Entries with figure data
- - - - - - -

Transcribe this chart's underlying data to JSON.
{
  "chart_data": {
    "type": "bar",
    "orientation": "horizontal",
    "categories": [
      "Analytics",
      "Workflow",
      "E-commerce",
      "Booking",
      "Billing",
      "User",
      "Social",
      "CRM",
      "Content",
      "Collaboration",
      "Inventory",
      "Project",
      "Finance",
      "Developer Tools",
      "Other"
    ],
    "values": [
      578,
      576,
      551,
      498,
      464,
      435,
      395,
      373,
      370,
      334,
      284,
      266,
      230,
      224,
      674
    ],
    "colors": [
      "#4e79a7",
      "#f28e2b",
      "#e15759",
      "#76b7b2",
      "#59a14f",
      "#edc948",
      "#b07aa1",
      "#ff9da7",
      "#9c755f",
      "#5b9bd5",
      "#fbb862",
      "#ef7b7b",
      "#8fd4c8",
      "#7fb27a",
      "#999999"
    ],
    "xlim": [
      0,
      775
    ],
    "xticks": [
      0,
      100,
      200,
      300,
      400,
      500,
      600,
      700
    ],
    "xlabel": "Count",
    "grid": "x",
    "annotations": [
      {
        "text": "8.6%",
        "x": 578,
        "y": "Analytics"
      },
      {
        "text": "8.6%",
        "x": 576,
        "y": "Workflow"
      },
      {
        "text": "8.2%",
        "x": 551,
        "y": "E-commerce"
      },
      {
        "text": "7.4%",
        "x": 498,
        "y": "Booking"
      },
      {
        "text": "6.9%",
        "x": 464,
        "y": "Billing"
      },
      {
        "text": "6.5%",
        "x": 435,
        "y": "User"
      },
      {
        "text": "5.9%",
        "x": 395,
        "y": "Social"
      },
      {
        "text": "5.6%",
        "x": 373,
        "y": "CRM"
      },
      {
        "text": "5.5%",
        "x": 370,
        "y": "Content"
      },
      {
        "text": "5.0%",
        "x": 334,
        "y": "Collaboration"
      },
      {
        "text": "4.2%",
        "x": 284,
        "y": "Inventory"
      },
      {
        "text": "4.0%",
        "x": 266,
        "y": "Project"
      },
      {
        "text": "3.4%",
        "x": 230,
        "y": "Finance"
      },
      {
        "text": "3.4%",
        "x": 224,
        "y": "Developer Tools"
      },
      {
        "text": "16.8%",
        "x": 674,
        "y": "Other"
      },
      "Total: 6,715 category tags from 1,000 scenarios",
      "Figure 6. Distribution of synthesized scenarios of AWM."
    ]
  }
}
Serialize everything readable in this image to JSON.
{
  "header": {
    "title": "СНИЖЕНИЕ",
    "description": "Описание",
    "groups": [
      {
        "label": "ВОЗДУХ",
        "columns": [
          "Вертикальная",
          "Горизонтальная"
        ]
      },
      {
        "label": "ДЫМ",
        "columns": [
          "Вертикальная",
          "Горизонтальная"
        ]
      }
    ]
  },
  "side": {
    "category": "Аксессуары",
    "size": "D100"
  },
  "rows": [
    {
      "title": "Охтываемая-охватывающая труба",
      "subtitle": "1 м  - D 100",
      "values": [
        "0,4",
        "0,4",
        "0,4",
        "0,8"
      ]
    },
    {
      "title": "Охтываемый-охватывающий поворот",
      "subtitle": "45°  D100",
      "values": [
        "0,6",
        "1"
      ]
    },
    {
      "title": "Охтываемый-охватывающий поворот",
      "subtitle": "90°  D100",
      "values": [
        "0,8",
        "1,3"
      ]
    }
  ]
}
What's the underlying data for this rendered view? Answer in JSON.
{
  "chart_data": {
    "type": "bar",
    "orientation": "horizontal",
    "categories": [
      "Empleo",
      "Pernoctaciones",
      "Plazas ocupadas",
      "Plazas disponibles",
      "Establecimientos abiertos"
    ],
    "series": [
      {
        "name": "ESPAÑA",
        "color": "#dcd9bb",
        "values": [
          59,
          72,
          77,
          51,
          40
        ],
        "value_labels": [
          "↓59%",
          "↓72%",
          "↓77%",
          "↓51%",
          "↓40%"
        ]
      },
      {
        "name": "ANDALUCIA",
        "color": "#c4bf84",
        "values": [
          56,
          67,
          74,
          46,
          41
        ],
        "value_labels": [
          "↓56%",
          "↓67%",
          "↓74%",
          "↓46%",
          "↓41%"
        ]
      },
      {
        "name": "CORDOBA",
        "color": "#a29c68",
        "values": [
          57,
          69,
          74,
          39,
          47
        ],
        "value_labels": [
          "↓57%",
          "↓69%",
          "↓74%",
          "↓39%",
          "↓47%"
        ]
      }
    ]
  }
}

- - - - - - -

Pull out each record as written and restate it exactly.

Response:
Transcribe this chart's underlying data to JSON.
{
  "chart_data": {
    "type": "bar",
    "orientation": "horizontal",
    "categories": [
      "Analytics",
      "Workflow",
      "E-commerce",
      "Booking",
      "Billing",
      "User",
      "Social",
      "CRM",
      "Content",
      "Collaboration",
      "Inventory",
      "Project",
      "Finance",
      "Developer Tools",
      "Other"
    ],
    "values": [
      578,
      576,
      551,
      498,
      464,
      435,
      395,
      373,
      370,
      334,
      284,
      266,
      230,
      224,
      674
    ],
    "colors": [
      "#4e79a7",
      "#f28e2b",
      "#e15759",
      "#76b7b2",
      "#59a14f",
      "#edc948",
      "#b07aa1",
      "#ff9da7",
      "#9c755f",
      "#5b9bd5",
      "#fbb862",
      "#ef7b7b",
      "#8fd4c8",
      "#7fb27a",
      "#999999"
    ],
    "xlim": [
      0,
      775
    ],
    "xticks": [
      0,
      100,
      200,
      300,
      400,
      500,
      600,
      700
    ],
    "xlabel": "Count",
    "grid": "x",
    "annotations": [
      {
        "text": "8.6%",
        "x": 578,
        "y": "Analytics"
      },
      {
        "text": "8.6%",
        "x": 576,
        "y": "Workflow"
      },
      {
        "text": "8.2%",
        "x": 551,
        "y": "E-commerce"
      },
      {
        "text": "7.4%",
        "x": 498,
        "y": "Booking"
      },
      {
        "text": "6.9%",
        "x": 464,
        "y": "Billing"
      },
      {
        "text": "6.5%",
        "x": 435,
        "y": "User"
      },
      {
        "text": "5.9%",
        "x": 395,
        "y": "Social"
      },
      {
        "text": "5.6%",
        "x": 373,
        "y": "CRM"
      },
      {
        "text": "5.5%",
        "x": 370,
        "y": "Content"
      },
      {
        "text": "5.0%",
        "x": 334,
        "y": "Collaboration"
      },
      {
        "text": "4.2%",
        "x": 284,
        "y": "Inventory"
      },
      {
        "text": "4.0%",
        "x": 266,
        "y": "Project"
      },
      {
        "text": "3.4%",
        "x": 230,
        "y": "Finance"
      },
      {
        "text": "3.4%",
        "x": 224,
        "y": "Developer Tools"
      },
      {
        "text": "16.8%",
        "x": 674,
        "y": "Other"
      },
      "Total: 6,715 category tags from 1,000 scenarios",
      "Figure 6. Distribution of synthesized scenarios of AWM."
    ]
  }
}
Serialize everything readable in this image to JSON.
{
  "header": {
    "title": "СНИЖЕНИЕ",
    "description": "Описание",
    "groups": [
      {
        "label": "ВОЗДУХ",
        "columns": [
          "Вертикальная",
          "Горизонтальная"
        ]
      },
      {
        "label": "ДЫМ",
        "columns": [
          "Вертикальная",
          "Горизонтальная"
        ]
      }
    ]
  },
  "side": {
    "category": "Аксессуары",
    "size": "D100"
  },
  "rows": [
    {
      "title": "Охтываемая-охватывающая труба",
      "subtitle": "1 м  - D 100",
      "values": [
        "0,4",
        "0,4",
        "0,4",
        "0,8"
      ]
    },
    {
      "title": "Охтываемый-охватывающий поворот",
      "subtitle": "45°  D100",
      "values": [
        "0,6",
        "1"
      ]
    },
    {
      "title": "Охтываемый-охватывающий поворот",
      "subtitle": "90°  D100",
      "values": [
        "0,8",
        "1,3"
      ]
    }
  ]
}
What's the underlying data for this rendered view? Answer in JSON.
{
  "chart_data": {
    "type": "bar",
    "orientation": "horizontal",
    "categories": [
      "Empleo",
      "Pernoctaciones",
      "Plazas ocupadas",
      "Plazas disponibles",
      "Establecimientos abiertos"
    ],
    "series": [
      {
        "name": "ESPAÑA",
        "color": "#dcd9bb",
        "values": [
          59,
          72,
          77,
          51,
          40
        ],
        "value_labels": [
          "↓59%",
          "↓72%",
          "↓77%",
          "↓51%",
          "↓40%"
        ]
      },
      {
        "name": "ANDALUCIA",
        "color": "#c4bf84",
        "values": [
          56,
          67,
          74,
          46,
          41
        ],
        "value_labels": [
          "↓56%",
          "↓67%",
          "↓74%",
          "↓46%",
          "↓41%"
        ]
      },
      {
        "name": "CORDOBA",
        "color": "#a29c68",
        "values": [
          57,
          69,
          74,
          39,
          47
        ],
        "value_labels": [
          "↓57%",
          "↓69%",
          "↓74%",
          "↓39%",
          "↓47%"
        ]
      }
    ]
  }
}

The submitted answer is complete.